Data lines:
○ ○ ○
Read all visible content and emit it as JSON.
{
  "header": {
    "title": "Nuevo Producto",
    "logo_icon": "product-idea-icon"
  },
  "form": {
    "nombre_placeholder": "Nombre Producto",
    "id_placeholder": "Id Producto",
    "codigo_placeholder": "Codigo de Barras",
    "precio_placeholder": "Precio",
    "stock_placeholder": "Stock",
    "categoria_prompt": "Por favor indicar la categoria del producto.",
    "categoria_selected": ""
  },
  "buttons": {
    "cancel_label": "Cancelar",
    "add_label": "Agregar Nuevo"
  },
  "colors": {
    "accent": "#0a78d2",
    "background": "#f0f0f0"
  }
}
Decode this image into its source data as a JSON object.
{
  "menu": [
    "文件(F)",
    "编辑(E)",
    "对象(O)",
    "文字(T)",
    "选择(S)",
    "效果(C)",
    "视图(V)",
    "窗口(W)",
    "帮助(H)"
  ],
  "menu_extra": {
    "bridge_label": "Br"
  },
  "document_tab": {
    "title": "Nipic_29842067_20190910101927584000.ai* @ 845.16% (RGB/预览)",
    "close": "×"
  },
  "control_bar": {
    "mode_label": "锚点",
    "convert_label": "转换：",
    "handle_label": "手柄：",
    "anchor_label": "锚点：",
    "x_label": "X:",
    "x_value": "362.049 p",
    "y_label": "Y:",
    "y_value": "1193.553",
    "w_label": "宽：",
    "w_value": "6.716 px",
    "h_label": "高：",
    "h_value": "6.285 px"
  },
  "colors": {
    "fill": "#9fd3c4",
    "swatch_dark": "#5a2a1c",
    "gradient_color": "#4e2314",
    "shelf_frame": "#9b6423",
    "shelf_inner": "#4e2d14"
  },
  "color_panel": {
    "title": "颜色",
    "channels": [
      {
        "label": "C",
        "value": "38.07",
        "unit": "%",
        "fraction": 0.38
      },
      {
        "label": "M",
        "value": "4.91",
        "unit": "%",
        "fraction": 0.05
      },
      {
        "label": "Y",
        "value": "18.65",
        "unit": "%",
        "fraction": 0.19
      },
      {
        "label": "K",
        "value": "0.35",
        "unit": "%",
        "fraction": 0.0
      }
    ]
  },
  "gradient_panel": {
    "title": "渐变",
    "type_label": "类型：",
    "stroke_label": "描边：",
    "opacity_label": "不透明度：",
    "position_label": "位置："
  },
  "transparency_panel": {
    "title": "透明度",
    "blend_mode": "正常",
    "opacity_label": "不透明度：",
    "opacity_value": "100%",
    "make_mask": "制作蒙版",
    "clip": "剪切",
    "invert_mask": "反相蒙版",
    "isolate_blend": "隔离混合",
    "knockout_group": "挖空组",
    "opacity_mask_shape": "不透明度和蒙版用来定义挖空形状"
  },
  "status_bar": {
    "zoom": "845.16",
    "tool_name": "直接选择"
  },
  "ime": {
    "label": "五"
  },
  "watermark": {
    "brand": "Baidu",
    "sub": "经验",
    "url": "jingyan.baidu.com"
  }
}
○ ○ ○
Aim of the exercise:
Transcribe all the entries, keeping each one exactly as it is.

Reply:
Read all visible content and emit it as JSON.
{
  "header": {
    "title": "Nuevo Producto",
    "logo_icon": "product-idea-icon"
  },
  "form": {
    "nombre_placeholder": "Nombre Producto",
    "id_placeholder": "Id Producto",
    "codigo_placeholder": "Codigo de Barras",
    "precio_placeholder": "Precio",
    "stock_placeholder": "Stock",
    "categoria_prompt": "Por favor indicar la categoria del producto.",
    "categoria_selected": ""
  },
  "buttons": {
    "cancel_label": "Cancelar",
    "add_label": "Agregar Nuevo"
  },
  "colors": {
    "accent": "#0a78d2",
    "background": "#f0f0f0"
  }
}
Decode this image into its source data as a JSON object.
{
  "menu": [
    "文件(F)",
    "编辑(E)",
    "对象(O)",
    "文字(T)",
    "选择(S)",
    "效果(C)",
    "视图(V)",
    "窗口(W)",
    "帮助(H)"
  ],
  "menu_extra": {
    "bridge_label": "Br"
  },
  "document_tab": {
    "title": "Nipic_29842067_20190910101927584000.ai* @ 845.16% (RGB/预览)",
    "close": "×"
  },
  "control_bar": {
    "mode_label": "锚点",
    "convert_label": "转换：",
    "handle_label": "手柄：",
    "anchor_label": "锚点：",
    "x_label": "X:",
    "x_value": "362.049 p",
    "y_label": "Y:",
    "y_value": "1193.553",
    "w_label": "宽：",
    "w_value": "6.716 px",
    "h_label": "高：",
    "h_value": "6.285 px"
  },
  "colors": {
    "fill": "#9fd3c4",
    "swatch_dark": "#5a2a1c",
    "gradient_color": "#4e2314",
    "shelf_frame": "#9b6423",
    "shelf_inner": "#4e2d14"
  },
  "color_panel": {
    "title": "颜色",
    "channels": [
      {
        "label": "C",
        "value": "38.07",
        "unit": "%",
        "fraction": 0.38
      },
      {
        "label": "M",
        "value": "4.91",
        "unit": "%",
        "fraction": 0.05
      },
      {
        "label": "Y",
        "value": "18.65",
        "unit": "%",
        "fraction": 0.19
      },
      {
        "label": "K",
        "value": "0.35",
        "unit": "%",
        "fraction": 0.0
      }
    ]
  },
  "gradient_panel": {
    "title": "渐变",
    "type_label": "类型：",
    "stroke_label": "描边：",
    "opacity_label": "不透明度：",
    "position_label": "位置："
  },
  "transparency_panel": {
    "title": "透明度",
    "blend_mode": "正常",
    "opacity_label": "不透明度：",
    "opacity_value": "100%",
    "make_mask": "制作蒙版",
    "clip": "剪切",
    "invert_mask": "反相蒙版",
    "isolate_blend": "隔离混合",
    "knockout_group": "挖空组",
    "opacity_mask_shape": "不透明度和蒙版用来定义挖空形状"
  },
  "status_bar": {
    "zoom": "845.16",
    "tool_name": "直接选择"
  },
  "ime": {
    "label": "五"
  },
  "watermark": {
    "brand": "Baidu",
    "sub": "经验",
    "url": "jingyan.baidu.com"
  }
}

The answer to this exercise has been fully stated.